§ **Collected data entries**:
§

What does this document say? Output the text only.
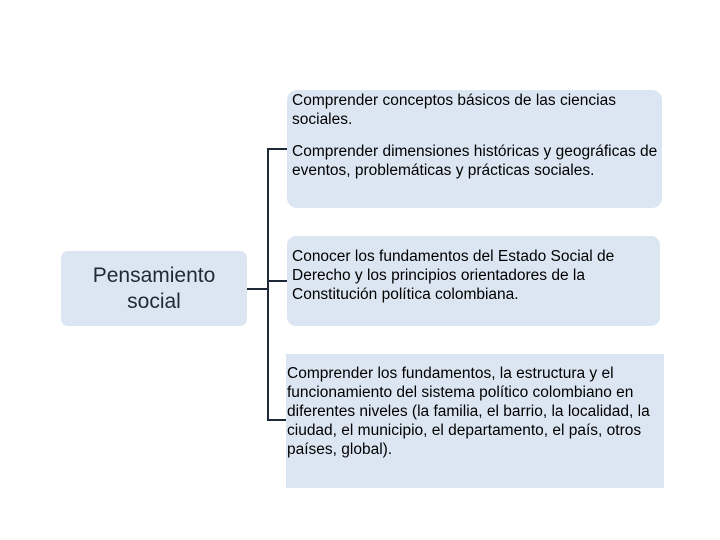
Pensamiento
social

Comprender conceptos básicos de las ciencias sociales.

Comprender dimensiones históricas y geográficas de eventos, problemáticas y prácticas sociales.

Conocer los fundamentos del Estado Social de Derecho y los principios orientadores de la Constitución política colombiana.

Comprender los fundamentos, la estructura y el funcionamiento del sistema político colombiano en diferentes niveles (la familia, el barrio, la localidad, la ciudad, el municipio, el departamento, el país, otros países, global).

§

§ **WHAT THE EXERCISE ASKS**: Reproduce the records, all of them, word for word; omit the pictures.

§ **EXERCISE SOLUTION**:
What does this document say? Output the text only.
Pensamiento
social

Comprender conceptos básicos de las ciencias sociales.

Comprender dimensiones históricas y geográficas de eventos, problemáticas y prácticas sociales.

Conocer los fundamentos del Estado Social de Derecho y los principios orientadores de la Constitución política colombiana.

Comprender los fundamentos, la estructura y el funcionamiento del sistema político colombiano en diferentes niveles (la familia, el barrio, la localidad, la ciudad, el municipio, el departamento, el país, otros países, global).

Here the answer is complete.